## START Records for this exercise

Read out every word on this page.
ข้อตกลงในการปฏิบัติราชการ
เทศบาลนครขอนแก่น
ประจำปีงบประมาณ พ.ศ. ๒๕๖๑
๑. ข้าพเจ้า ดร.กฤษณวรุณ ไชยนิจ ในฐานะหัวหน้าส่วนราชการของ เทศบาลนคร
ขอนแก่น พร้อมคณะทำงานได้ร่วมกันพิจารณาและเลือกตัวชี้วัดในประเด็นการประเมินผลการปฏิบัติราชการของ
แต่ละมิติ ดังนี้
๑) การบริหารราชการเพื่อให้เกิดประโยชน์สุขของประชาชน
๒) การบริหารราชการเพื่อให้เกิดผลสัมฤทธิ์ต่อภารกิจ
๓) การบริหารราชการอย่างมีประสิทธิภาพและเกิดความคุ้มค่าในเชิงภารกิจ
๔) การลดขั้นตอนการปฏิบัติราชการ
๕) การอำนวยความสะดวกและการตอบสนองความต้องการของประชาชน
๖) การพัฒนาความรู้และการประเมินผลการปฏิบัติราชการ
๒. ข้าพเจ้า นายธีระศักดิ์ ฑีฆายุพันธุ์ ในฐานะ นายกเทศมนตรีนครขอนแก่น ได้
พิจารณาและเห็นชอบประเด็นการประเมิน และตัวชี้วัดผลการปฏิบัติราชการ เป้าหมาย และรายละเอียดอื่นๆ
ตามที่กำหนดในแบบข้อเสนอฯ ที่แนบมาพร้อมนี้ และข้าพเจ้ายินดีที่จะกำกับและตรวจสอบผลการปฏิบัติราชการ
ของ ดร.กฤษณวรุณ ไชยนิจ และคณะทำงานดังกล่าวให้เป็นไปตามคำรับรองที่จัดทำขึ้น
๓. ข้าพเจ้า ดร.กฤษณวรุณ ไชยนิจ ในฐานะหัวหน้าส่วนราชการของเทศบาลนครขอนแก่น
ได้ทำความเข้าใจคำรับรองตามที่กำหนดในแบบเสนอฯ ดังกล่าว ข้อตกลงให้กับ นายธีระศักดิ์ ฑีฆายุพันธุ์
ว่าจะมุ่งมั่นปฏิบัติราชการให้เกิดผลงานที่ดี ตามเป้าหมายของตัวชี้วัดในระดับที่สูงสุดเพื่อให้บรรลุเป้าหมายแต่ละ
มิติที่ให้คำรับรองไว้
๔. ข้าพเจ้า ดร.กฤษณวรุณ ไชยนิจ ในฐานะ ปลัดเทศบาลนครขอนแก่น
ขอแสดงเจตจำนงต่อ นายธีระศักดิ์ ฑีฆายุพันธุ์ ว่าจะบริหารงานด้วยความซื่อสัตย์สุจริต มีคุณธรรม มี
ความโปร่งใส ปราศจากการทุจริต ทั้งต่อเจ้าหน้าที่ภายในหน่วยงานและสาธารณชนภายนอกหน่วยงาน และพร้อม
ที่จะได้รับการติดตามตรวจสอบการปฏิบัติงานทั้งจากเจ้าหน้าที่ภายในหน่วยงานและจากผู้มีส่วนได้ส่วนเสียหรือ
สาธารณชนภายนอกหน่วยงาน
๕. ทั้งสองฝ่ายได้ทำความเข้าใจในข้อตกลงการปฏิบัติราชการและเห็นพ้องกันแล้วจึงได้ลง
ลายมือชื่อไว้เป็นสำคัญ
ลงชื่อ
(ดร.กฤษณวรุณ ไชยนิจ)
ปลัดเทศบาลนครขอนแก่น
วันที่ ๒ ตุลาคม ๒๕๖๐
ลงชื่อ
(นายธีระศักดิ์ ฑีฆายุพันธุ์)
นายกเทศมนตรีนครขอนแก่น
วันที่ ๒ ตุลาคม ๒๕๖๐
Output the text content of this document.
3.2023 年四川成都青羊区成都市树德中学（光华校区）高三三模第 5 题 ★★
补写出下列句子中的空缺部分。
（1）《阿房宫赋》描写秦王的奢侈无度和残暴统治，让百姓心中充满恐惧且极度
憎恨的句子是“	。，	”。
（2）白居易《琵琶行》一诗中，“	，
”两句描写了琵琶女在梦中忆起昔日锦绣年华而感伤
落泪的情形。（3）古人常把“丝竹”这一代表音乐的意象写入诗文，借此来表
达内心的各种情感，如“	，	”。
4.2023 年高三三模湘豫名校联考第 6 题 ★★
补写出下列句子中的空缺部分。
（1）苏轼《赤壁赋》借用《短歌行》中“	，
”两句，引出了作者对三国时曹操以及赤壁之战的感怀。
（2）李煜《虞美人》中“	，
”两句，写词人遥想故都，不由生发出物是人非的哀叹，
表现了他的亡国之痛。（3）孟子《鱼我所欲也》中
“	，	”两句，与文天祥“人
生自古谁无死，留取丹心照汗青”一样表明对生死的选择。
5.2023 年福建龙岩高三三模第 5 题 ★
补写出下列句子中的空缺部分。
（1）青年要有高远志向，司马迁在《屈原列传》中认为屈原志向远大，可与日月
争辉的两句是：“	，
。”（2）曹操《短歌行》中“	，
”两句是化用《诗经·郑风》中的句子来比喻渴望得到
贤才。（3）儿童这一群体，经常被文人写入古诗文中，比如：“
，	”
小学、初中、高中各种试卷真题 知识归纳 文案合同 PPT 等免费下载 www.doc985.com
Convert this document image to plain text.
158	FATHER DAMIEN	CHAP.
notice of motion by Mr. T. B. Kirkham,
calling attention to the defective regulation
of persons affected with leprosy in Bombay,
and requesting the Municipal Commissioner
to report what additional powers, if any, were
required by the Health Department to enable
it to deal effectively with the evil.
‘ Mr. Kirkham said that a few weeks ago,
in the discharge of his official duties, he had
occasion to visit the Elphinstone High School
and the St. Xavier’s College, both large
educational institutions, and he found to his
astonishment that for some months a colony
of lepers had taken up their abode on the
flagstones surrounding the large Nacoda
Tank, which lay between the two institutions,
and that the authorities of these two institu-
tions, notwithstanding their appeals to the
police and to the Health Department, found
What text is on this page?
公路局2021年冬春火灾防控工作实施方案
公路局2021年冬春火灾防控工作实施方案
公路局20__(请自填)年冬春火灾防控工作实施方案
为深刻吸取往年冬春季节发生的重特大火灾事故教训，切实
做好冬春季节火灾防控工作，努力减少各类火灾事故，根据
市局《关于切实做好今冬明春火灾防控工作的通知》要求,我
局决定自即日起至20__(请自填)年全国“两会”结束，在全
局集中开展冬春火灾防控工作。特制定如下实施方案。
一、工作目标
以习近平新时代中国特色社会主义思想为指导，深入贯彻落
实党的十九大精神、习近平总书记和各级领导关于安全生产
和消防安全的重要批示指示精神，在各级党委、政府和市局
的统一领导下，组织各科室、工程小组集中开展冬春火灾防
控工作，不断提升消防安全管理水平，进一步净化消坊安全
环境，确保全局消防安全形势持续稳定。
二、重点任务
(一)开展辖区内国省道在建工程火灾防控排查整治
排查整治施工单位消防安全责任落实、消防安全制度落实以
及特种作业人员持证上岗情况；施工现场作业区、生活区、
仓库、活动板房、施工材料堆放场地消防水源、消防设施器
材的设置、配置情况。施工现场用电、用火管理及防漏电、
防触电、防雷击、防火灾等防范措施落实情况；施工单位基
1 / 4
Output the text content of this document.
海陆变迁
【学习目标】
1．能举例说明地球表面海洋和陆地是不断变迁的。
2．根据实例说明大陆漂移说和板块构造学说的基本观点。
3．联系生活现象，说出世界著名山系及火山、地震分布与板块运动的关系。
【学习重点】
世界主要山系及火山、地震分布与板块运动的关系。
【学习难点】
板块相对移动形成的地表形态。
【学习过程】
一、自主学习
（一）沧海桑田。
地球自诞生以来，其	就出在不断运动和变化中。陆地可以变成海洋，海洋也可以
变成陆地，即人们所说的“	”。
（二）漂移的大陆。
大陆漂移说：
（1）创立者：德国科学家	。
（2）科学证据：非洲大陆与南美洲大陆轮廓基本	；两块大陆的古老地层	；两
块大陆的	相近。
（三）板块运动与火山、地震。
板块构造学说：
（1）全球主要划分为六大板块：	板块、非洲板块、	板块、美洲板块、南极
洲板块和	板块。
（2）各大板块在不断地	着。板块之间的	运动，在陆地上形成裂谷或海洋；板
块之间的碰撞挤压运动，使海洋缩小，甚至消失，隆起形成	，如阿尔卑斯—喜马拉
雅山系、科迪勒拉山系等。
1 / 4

## END Records for this exercise

--- What the task requires ---
The records are above. How many lines in them contain the word "นายธ"? Give the number alone.

--- The solution ---
4